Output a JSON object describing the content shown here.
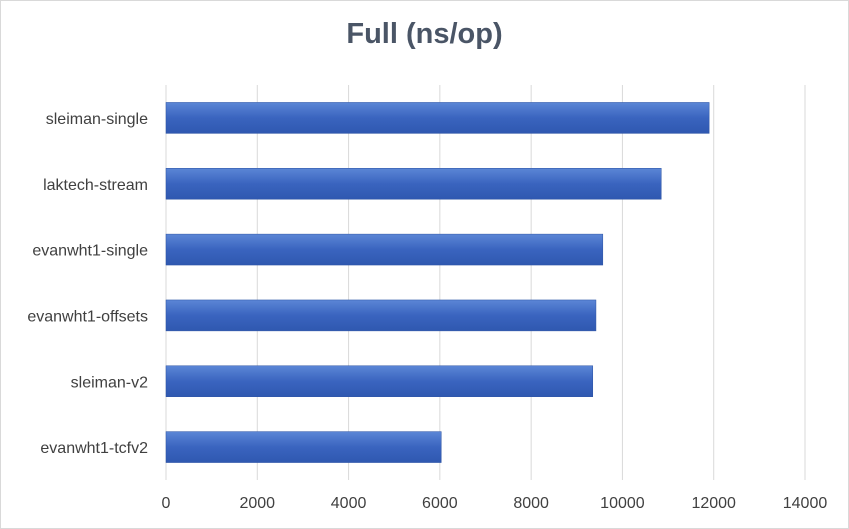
{
  "chart_data": {
    "type": "bar",
    "orientation": "horizontal",
    "title": "Full (ns/op)",
    "xlabel": "",
    "ylabel": "",
    "categories": [
      "sleiman-single",
      "laktech-stream",
      "evanwht1-single",
      "evanwht1-offsets",
      "sleiman-v2",
      "evanwht1-tcfv2"
    ],
    "values": [
      11900,
      10850,
      9570,
      9420,
      9350,
      6030
    ],
    "xlim": [
      0,
      14000
    ],
    "xticks": [
      0,
      2000,
      4000,
      6000,
      8000,
      10000,
      12000,
      14000
    ],
    "grid": true,
    "legend": "none",
    "bar_color": "#4472c4"
  }
}
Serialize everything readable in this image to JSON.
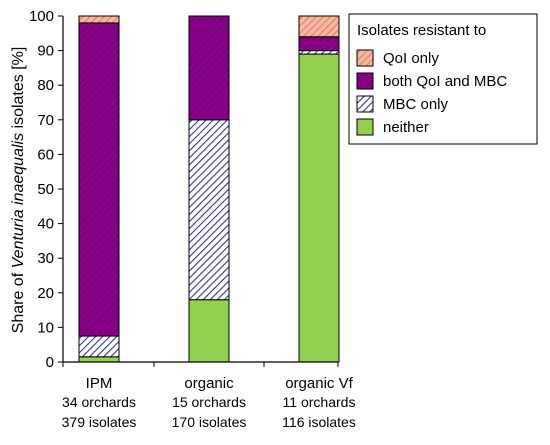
{
  "chart_data": {
    "type": "bar",
    "stacked": true,
    "ylabel_parts": [
      "Share of ",
      "Venturia inaequalis",
      " isolates [%]"
    ],
    "ylim": [
      0,
      100
    ],
    "yticks": [
      "0",
      "10",
      "20",
      "30",
      "40",
      "50",
      "60",
      "70",
      "80",
      "90",
      "100"
    ],
    "categories": [
      {
        "label": "IPM",
        "orchards": "34 orchards",
        "isolates": "379 isolates"
      },
      {
        "label": "organic",
        "orchards": "15 orchards",
        "isolates": "170 isolates"
      },
      {
        "label": "organic Vf",
        "orchards": "11 orchards",
        "isolates": "116 isolates"
      }
    ],
    "series": [
      {
        "name": "neither",
        "color": "#92d050",
        "pattern": "solid",
        "values": [
          1.5,
          18,
          89
        ]
      },
      {
        "name": "MBC only",
        "color": "#2e3a8c",
        "pattern": "hatch-blue",
        "values": [
          6,
          52,
          1
        ]
      },
      {
        "name": "both QoI and MBC",
        "color": "#8b008b",
        "pattern": "hatch-purple",
        "values": [
          90.5,
          30,
          4
        ]
      },
      {
        "name": "QoI only",
        "color": "#f4a582",
        "pattern": "hatch-salmon",
        "values": [
          2,
          0,
          6
        ]
      }
    ],
    "legend": {
      "title": "Isolates resistant to",
      "order": [
        "QoI only",
        "both QoI and MBC",
        "MBC only",
        "neither"
      ],
      "labels": [
        "QoI only",
        "both QoI and MBC",
        " MBC only",
        "neither"
      ],
      "position": "top-right"
    },
    "grid": false
  }
}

------------------------------------

▶ [Exercise objective]
Without the pictures, transcribe the listing above exactly.

▶ [Exercise result]
Output a JSON object describing the content shown here.
{
  "chart_data": {
    "type": "bar",
    "orientation": "horizontal",
    "title": "Full (ns/op)",
    "xlabel": "",
    "ylabel": "",
    "categories": [
      "sleiman-single",
      "laktech-stream",
      "evanwht1-single",
      "evanwht1-offsets",
      "sleiman-v2",
      "evanwht1-tcfv2"
    ],
    "values": [
      11900,
      10850,
      9570,
      9420,
      9350,
      6030
    ],
    "xlim": [
      0,
      14000
    ],
    "xticks": [
      0,
      2000,
      4000,
      6000,
      8000,
      10000,
      12000,
      14000
    ],
    "grid": true,
    "legend": "none",
    "bar_color": "#4472c4"
  }
}
Serialize everything readable in this image to JSON.
{
  "chart_data": {
    "type": "bar",
    "stacked": true,
    "ylabel_parts": [
      "Share of ",
      "Venturia inaequalis",
      " isolates [%]"
    ],
    "ylim": [
      0,
      100
    ],
    "yticks": [
      "0",
      "10",
      "20",
      "30",
      "40",
      "50",
      "60",
      "70",
      "80",
      "90",
      "100"
    ],
    "categories": [
      {
        "label": "IPM",
        "orchards": "34 orchards",
        "isolates": "379 isolates"
      },
      {
        "label": "organic",
        "orchards": "15 orchards",
        "isolates": "170 isolates"
      },
      {
        "label": "organic Vf",
        "orchards": "11 orchards",
        "isolates": "116 isolates"
      }
    ],
    "series": [
      {
        "name": "neither",
        "color": "#92d050",
        "pattern": "solid",
        "values": [
          1.5,
          18,
          89
        ]
      },
      {
        "name": "MBC only",
        "color": "#2e3a8c",
        "pattern": "hatch-blue",
        "values": [
          6,
          52,
          1
        ]
      },
      {
        "name": "both QoI and MBC",
        "color": "#8b008b",
        "pattern": "hatch-purple",
        "values": [
          90.5,
          30,
          4
        ]
      },
      {
        "name": "QoI only",
        "color": "#f4a582",
        "pattern": "hatch-salmon",
        "values": [
          2,
          0,
          6
        ]
      }
    ],
    "legend": {
      "title": "Isolates resistant to",
      "order": [
        "QoI only",
        "both QoI and MBC",
        "MBC only",
        "neither"
      ],
      "labels": [
        "QoI only",
        "both QoI and MBC",
        " MBC only",
        "neither"
      ],
      "position": "top-right"
    },
    "grid": false
  }
}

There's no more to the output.